Written exercise: All of the lines below are to be printed again exactly; images are excluded from the output.

Material:

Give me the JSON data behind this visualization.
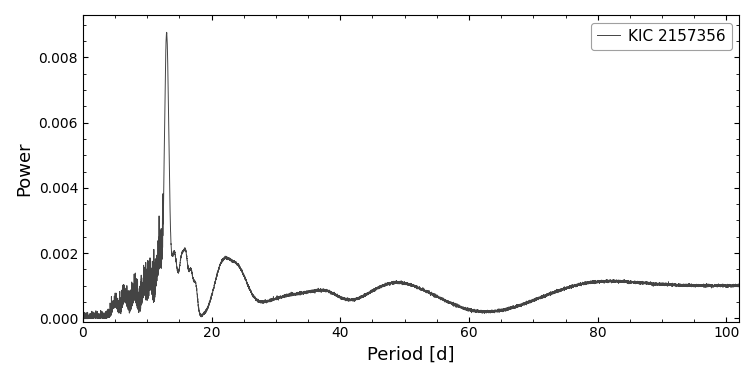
{
  "title": "",
  "xlabel": "Period [d]",
  "ylabel": "Power",
  "legend_label": "KIC 2157356",
  "line_color": "#444444",
  "line_width": 0.7,
  "xlim": [
    0,
    102
  ],
  "ylim": [
    -0.0001,
    0.0093
  ],
  "background_color": "#ffffff",
  "figsize": [
    7.56,
    3.79
  ],
  "dpi": 100
}
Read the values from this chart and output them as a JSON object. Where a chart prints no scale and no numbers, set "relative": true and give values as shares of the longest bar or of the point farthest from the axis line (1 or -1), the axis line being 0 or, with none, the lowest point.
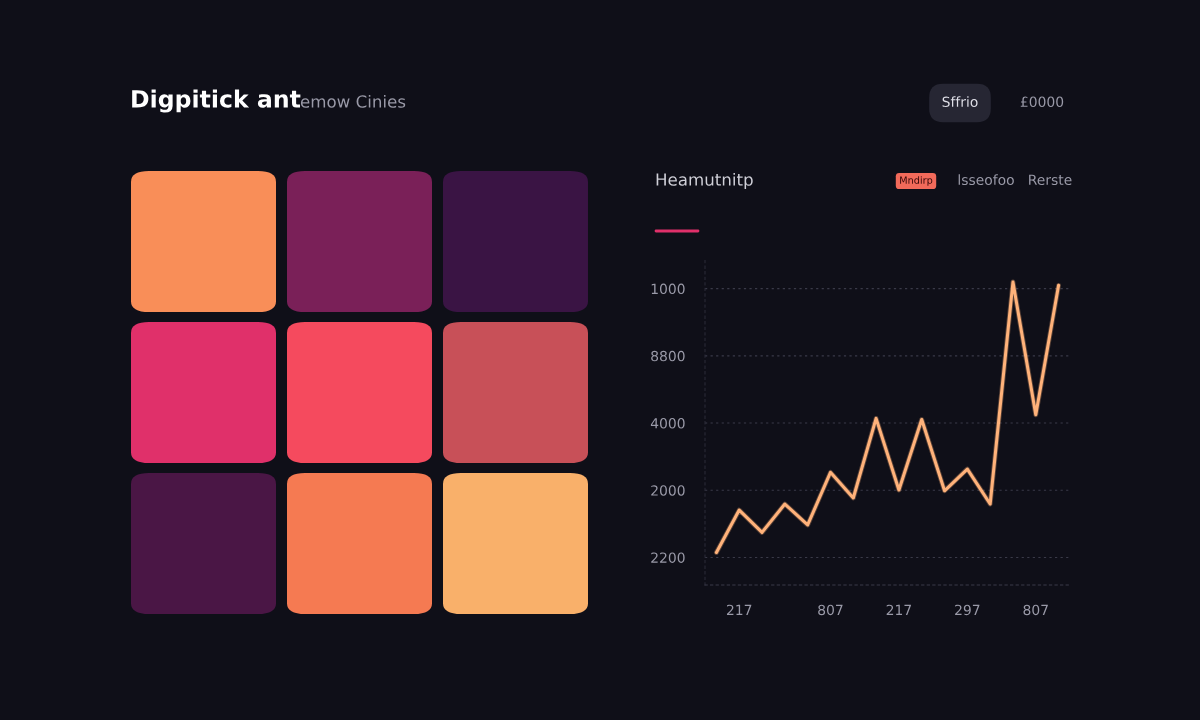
{
  "chart_data": {
    "type": "line",
    "title": "Digpitick ant",
    "subtitle": "emow Cinies",
    "annotations": [
      "Sffrio",
      "£0000",
      "Heamutnitp",
      "Mndirp",
      "lsseofoo",
      "Rerste",
      "2200",
      "2000",
      "4000",
      "8800",
      "1000"
    ],
    "relative": true,
    "categories": [
      null,
      "217",
      null,
      null,
      null,
      "807",
      null,
      null,
      "217",
      null,
      null,
      "297",
      null,
      null,
      "807",
      null
    ],
    "series": [
      {
        "color": "#ffb27a",
        "values": [
          0.018,
          0.172,
          0.091,
          0.194,
          0.118,
          0.309,
          0.216,
          0.505,
          0.245,
          0.501,
          0.242,
          0.321,
          0.194,
          1,
          0.518,
          0.988
        ]
      }
    ],
    "grid": "y",
    "marker": "none",
    "line_style": "solid"
  }
}
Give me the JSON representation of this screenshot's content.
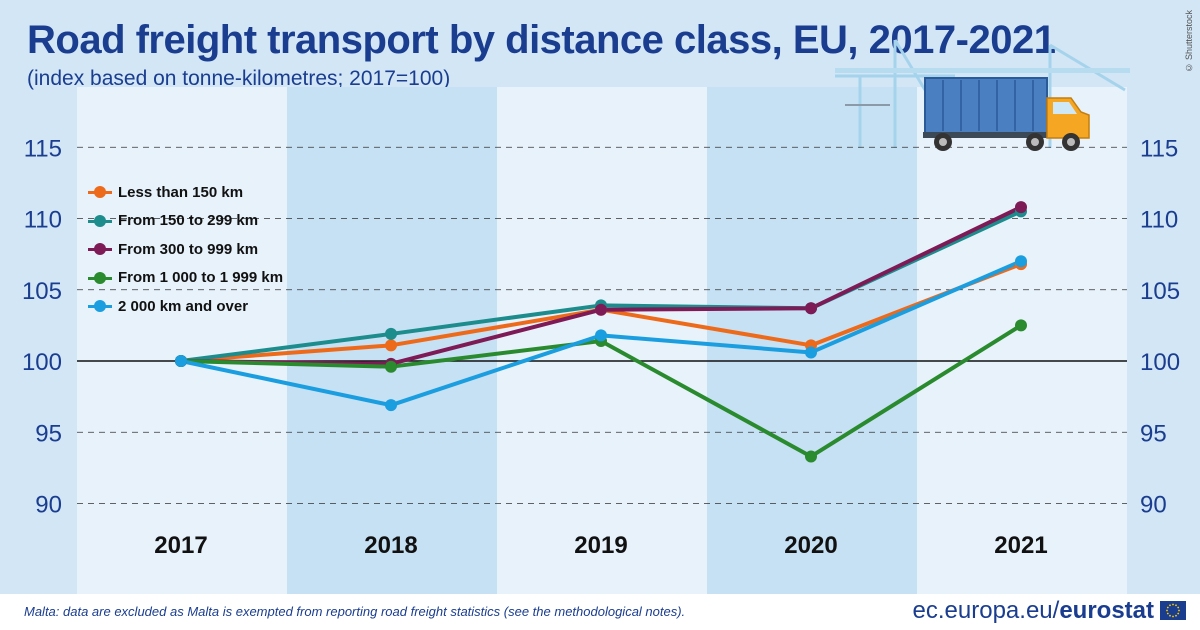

Problem solution:
Give me the JSON data behind this visualization.
{
  "title": "",
  "xlabel": "Period [d]",
  "ylabel": "Power",
  "legend_label": "KIC 2157356",
  "line_color": "#444444",
  "line_width": 0.7,
  "xlim": [
    0,
    102
  ],
  "ylim": [
    -0.0001,
    0.0093
  ],
  "background_color": "#ffffff",
  "figsize": [
    7.56,
    3.79
  ],
  "dpi": 100
}
Read the values from this chart and output them as a JSON object. Where a chart prints no scale and no numbers, set "relative": true and give values as shares of the longest bar or of the point farthest from the axis line (1 or -1), the axis line being 0 or, with none, the lowest point.
{
  "chart_data": {
    "type": "line",
    "title": "Digpitick ant",
    "subtitle": "emow Cinies",
    "annotations": [
      "Sffrio",
      "£0000",
      "Heamutnitp",
      "Mndirp",
      "lsseofoo",
      "Rerste",
      "2200",
      "2000",
      "4000",
      "8800",
      "1000"
    ],
    "relative": true,
    "categories": [
      null,
      "217",
      null,
      null,
      null,
      "807",
      null,
      null,
      "217",
      null,
      null,
      "297",
      null,
      null,
      "807",
      null
    ],
    "series": [
      {
        "color": "#ffb27a",
        "values": [
          0.018,
          0.172,
          0.091,
          0.194,
          0.118,
          0.309,
          0.216,
          0.505,
          0.245,
          0.501,
          0.242,
          0.321,
          0.194,
          1,
          0.518,
          0.988
        ]
      }
    ],
    "grid": "y",
    "marker": "none",
    "line_style": "solid"
  }
}
Give me the JSON representation of this screenshot's content.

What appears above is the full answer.